* [WORK TO DO] In how many lines does the string "contenus" appear? Answer with the number only.
— BEGIN LISTED ENTRIES —
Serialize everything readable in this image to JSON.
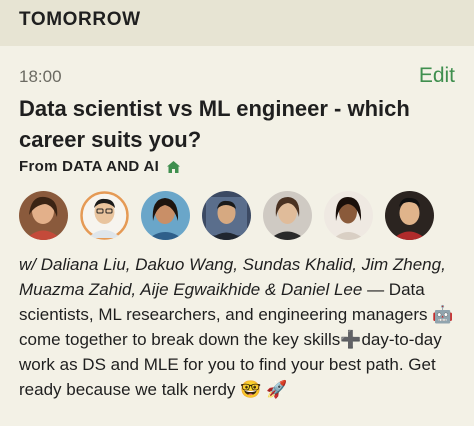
{
  "section": {
    "label": "TOMORROW"
  },
  "event": {
    "time": "18:00",
    "edit_label": "Edit",
    "title": "Data scientist vs ML engineer - which career suits you?",
    "club_prefix": "From",
    "club_name": "DATA AND AI",
    "hosts_line": "w/ Daliana Liu, Dakuo Wang, Sundas Khalid, Jim Zheng, Muazma Zahid, Aije Egwaikhide & Daniel Lee",
    "description": "— Data scientists, ML researchers, and engineering managers 🤖 come together to break down the key skills➕day-to-day work as DS and MLE for you to find your best path. Get ready because we talk nerdy 🤓 🚀"
  },
  "colors": {
    "background": "#f3f1e6",
    "header_bg": "#e7e4d3",
    "accent_green": "#3f8f4e",
    "text": "#1f1f1f",
    "muted": "#6b6a62"
  },
  "icons": {
    "club": "house-icon"
  }
}
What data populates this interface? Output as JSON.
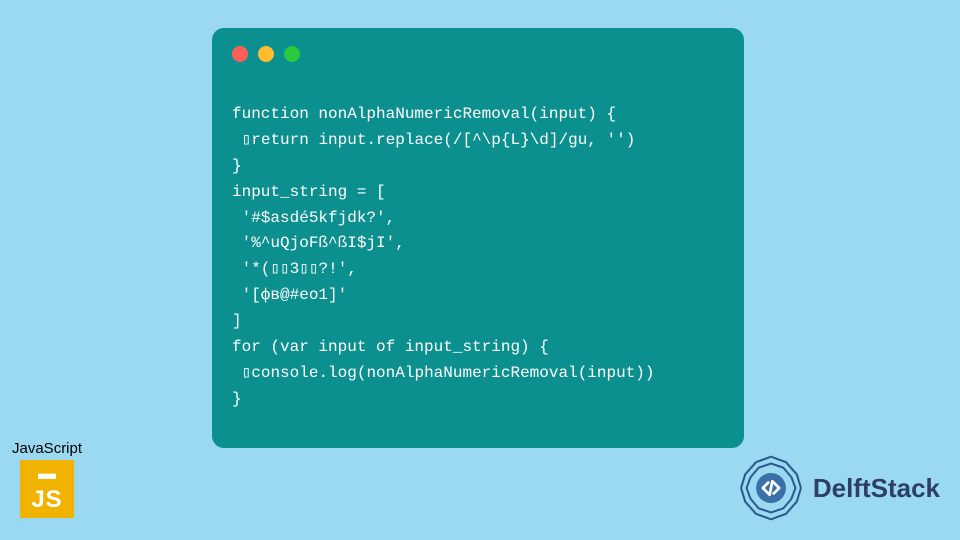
{
  "code": {
    "lines": [
      "function nonAlphaNumericRemoval(input) {",
      " ▯return input.replace(/[^\\p{L}\\d]/gu, '')",
      "}",
      "input_string = [",
      " '#$asdé5kfjdk?',",
      " '%^uQjoFß^ßI$jI',",
      " '*(▯▯3▯▯?!',",
      " '[фв@#еo1]'",
      "]",
      "for (var input of input_string) {",
      " ▯console.log(nonAlphaNumericRemoval(input))",
      "}"
    ]
  },
  "badge": {
    "language_label": "JavaScript",
    "logo_text": "JS"
  },
  "brand": {
    "name": "DelftStack"
  },
  "colors": {
    "page_bg": "#9bd8f2",
    "window_bg": "#0b8f8f",
    "code_text": "#ffffff",
    "js_logo_bg": "#f0b400",
    "brand_text": "#2c3e6a"
  }
}
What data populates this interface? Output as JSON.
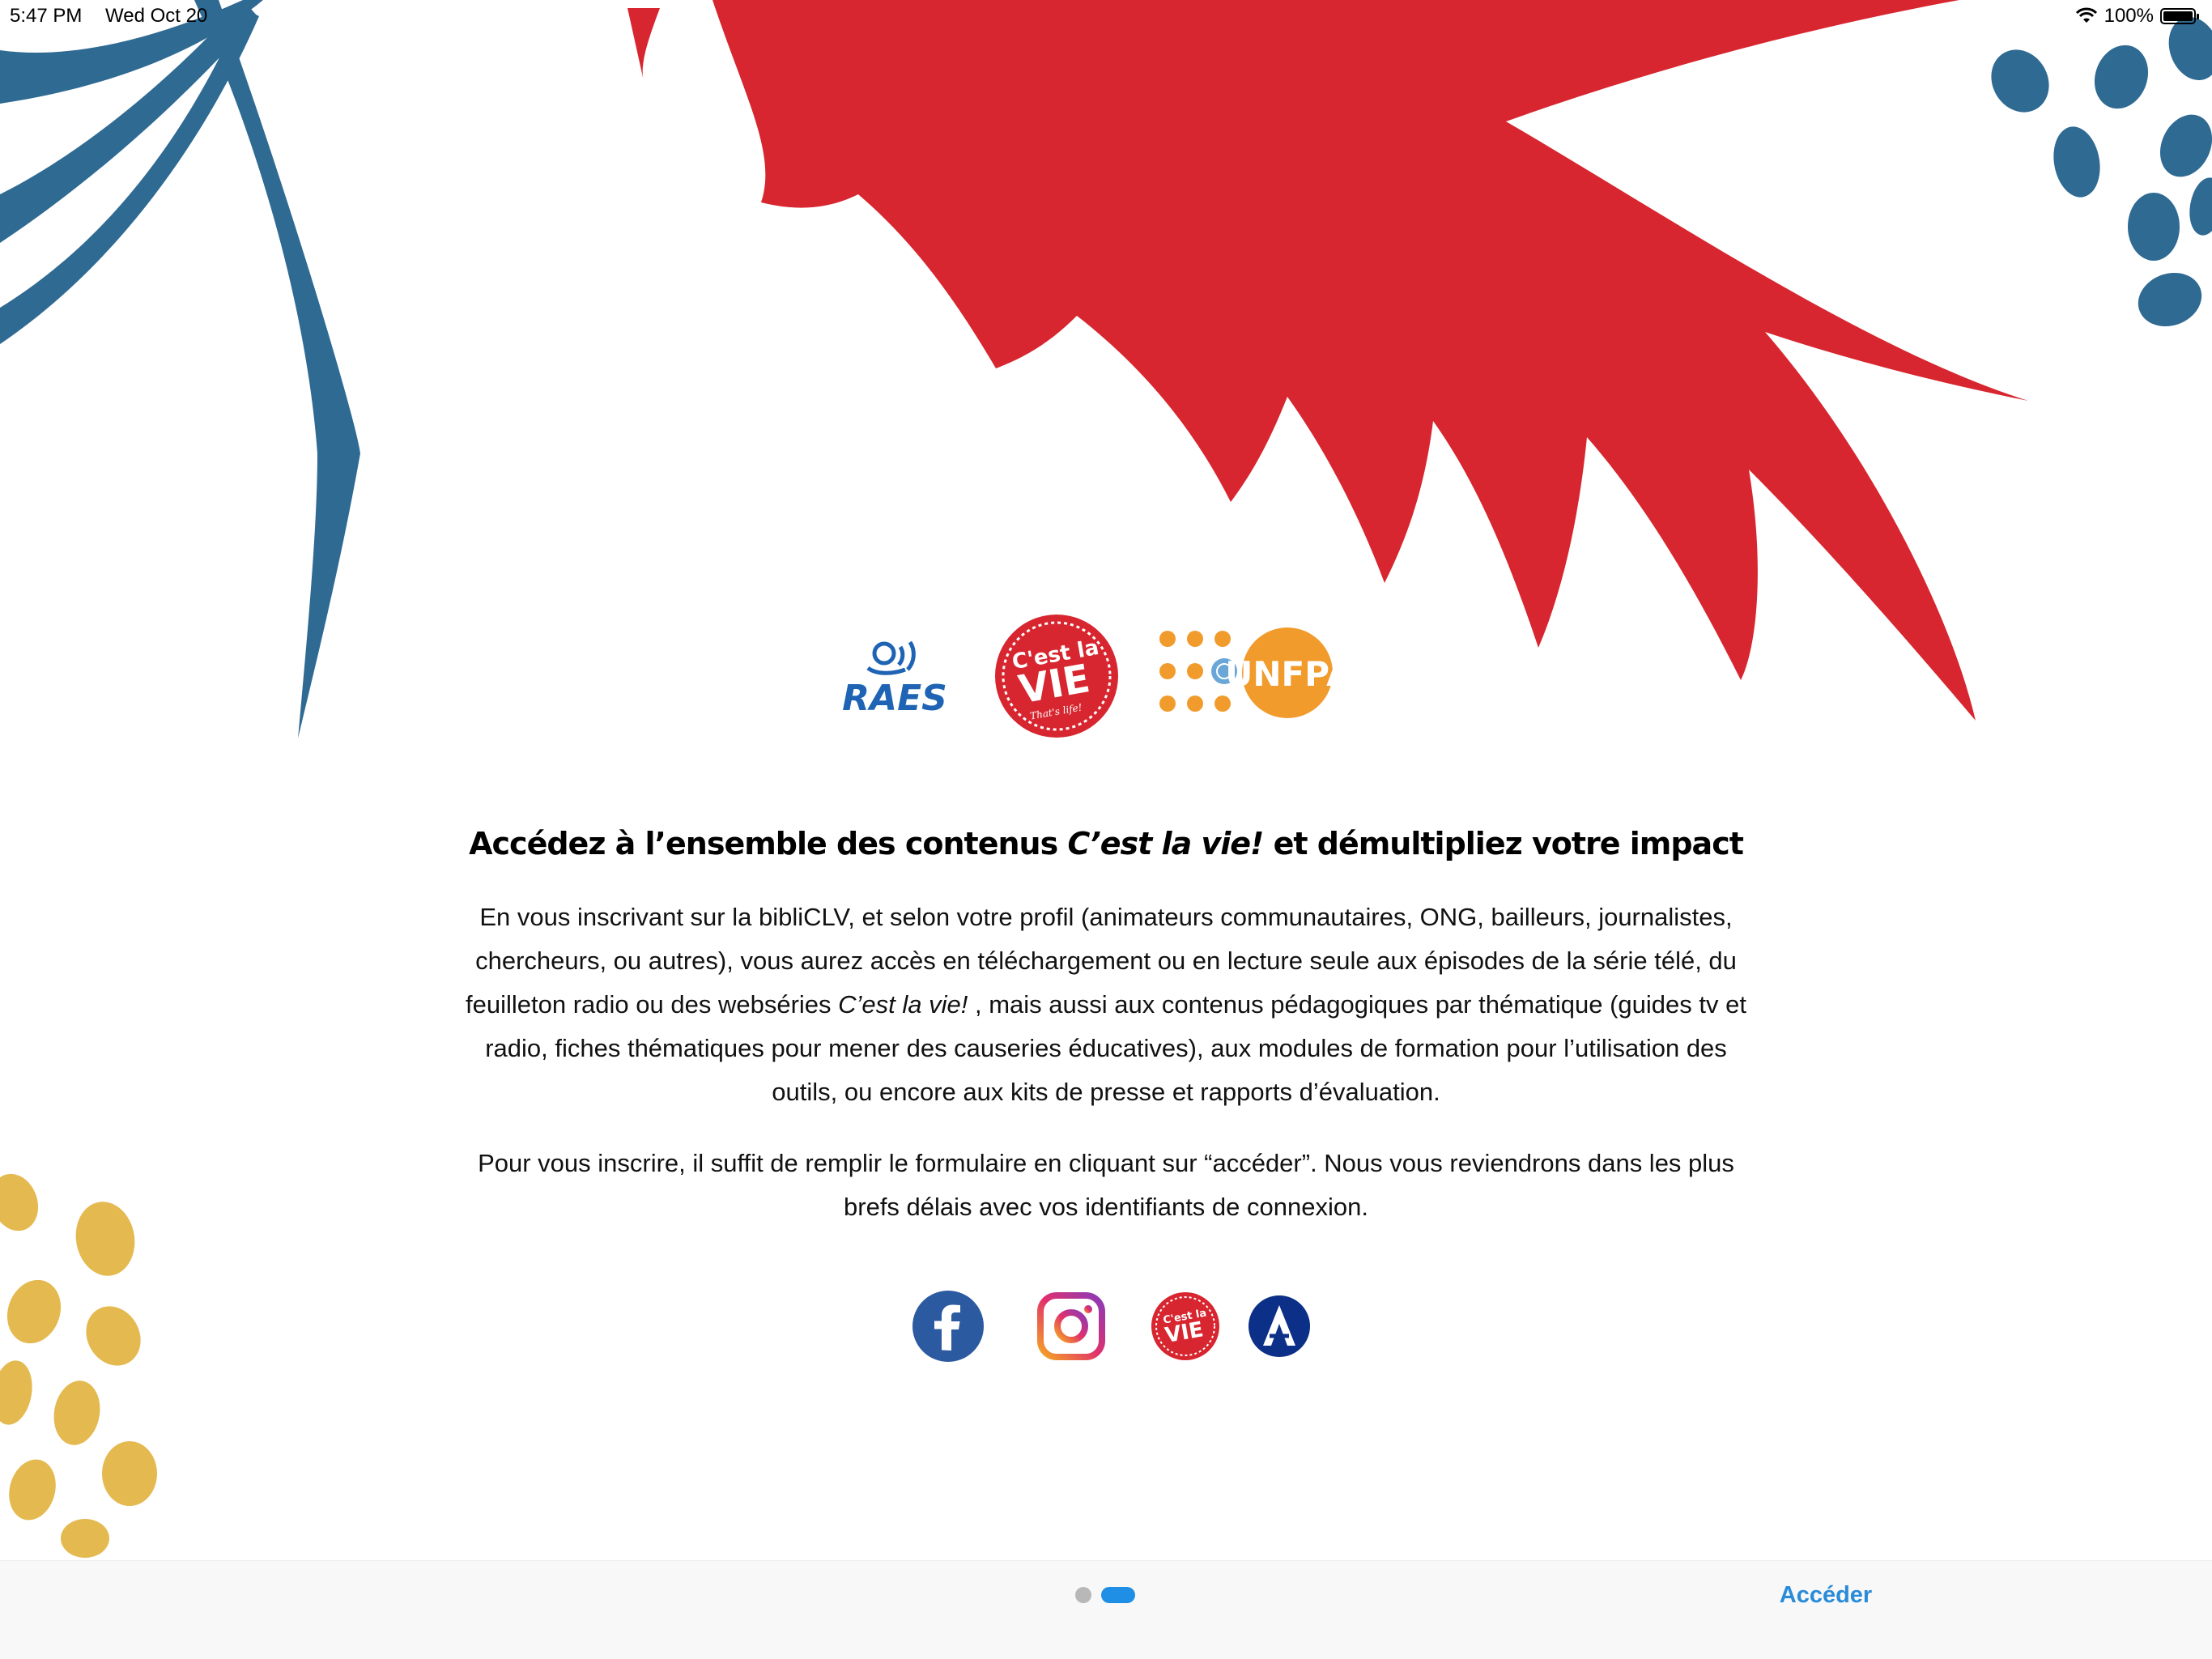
{
  "status_bar": {
    "time": "5:47 PM",
    "date": "Wed Oct 20",
    "battery": "100%",
    "battery_level": 1.0
  },
  "partners": {
    "raes": "RAES",
    "clv_line1": "C'est la",
    "clv_line2": "VIE",
    "clv_tagline": "That's life!",
    "unfpa": "UNFPA"
  },
  "main": {
    "headline_pre": "Accédez à l’ensemble des contenus ",
    "headline_brand": "C’est la vie!",
    "headline_post": " et démultipliez votre impact",
    "p1_a": "En vous inscrivant sur la bibliCLV, et selon votre profil (animateurs communautaires, ONG, bailleurs, journalistes, chercheurs, ou autres), vous aurez accès en téléchargement ou en lecture seule aux épisodes de la série télé, du feuilleton radio ou des webséries ",
    "p1_brand": "C’est la vie!",
    "p1_b": " , mais aussi aux contenus pédagogiques par thématique (guides tv et radio, fiches thématiques pour mener des causeries éducatives), aux modules de formation pour l’utilisation des outils, ou encore aux kits de presse et rapports d’évaluation.",
    "p2": "Pour vous inscrire, il suffit de remplir le formulaire en cliquant sur “accéder”. Nous vous reviendrons dans les plus brefs délais avec vos identifiants de connexion."
  },
  "footer": {
    "button_label": "Accéder",
    "page_index": 2,
    "page_count": 2
  },
  "colors": {
    "red": "#d7262f",
    "blue": "#2f6a93",
    "yellow": "#e4b94f",
    "orange": "#f19b2c",
    "accent": "#2a8bd8"
  }
}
— END LISTED ENTRIES —
* [WRITTEN REPLY] 2